--- WHAT THE TASK ASKS ---
Every line below that contains "født" is to be copied.

====== PROVIDED INFORMATION

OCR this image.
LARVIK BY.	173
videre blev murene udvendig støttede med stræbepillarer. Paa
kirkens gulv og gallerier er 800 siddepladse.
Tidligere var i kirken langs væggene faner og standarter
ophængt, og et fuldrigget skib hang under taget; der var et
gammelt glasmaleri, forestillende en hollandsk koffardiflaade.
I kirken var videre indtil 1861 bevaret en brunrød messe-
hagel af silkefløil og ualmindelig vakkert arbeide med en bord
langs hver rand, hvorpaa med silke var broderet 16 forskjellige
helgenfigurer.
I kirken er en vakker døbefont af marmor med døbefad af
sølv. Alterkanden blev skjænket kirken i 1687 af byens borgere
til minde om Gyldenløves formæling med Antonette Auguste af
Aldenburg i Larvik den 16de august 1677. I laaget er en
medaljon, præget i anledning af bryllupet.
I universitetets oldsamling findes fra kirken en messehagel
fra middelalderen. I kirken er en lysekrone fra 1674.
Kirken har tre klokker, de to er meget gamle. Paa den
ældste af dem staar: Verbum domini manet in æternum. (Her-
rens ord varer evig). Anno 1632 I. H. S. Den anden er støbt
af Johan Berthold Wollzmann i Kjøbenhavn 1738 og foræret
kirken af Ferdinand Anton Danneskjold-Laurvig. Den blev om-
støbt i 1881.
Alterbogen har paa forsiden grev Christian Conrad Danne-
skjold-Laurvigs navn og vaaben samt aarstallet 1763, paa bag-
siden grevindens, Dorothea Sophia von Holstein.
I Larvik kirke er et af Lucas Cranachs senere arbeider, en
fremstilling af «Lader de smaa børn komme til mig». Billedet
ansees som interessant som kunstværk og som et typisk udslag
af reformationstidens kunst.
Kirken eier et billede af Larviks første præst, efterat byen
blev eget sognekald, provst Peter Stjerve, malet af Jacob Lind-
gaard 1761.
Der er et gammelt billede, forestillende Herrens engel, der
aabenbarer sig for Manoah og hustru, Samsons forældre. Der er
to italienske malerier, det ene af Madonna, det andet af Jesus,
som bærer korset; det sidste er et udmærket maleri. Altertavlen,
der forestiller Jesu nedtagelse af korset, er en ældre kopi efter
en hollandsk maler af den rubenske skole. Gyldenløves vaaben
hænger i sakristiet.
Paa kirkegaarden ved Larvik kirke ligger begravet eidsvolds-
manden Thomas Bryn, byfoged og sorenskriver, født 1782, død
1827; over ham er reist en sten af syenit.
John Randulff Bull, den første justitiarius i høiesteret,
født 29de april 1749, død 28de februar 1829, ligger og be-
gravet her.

============

--- ANSWER IN FULL ---
manden Thomas Bryn, byfoged og sorenskriver, født 1782, død
født 29de april 1749, død 28de februar 1829, ligger og be-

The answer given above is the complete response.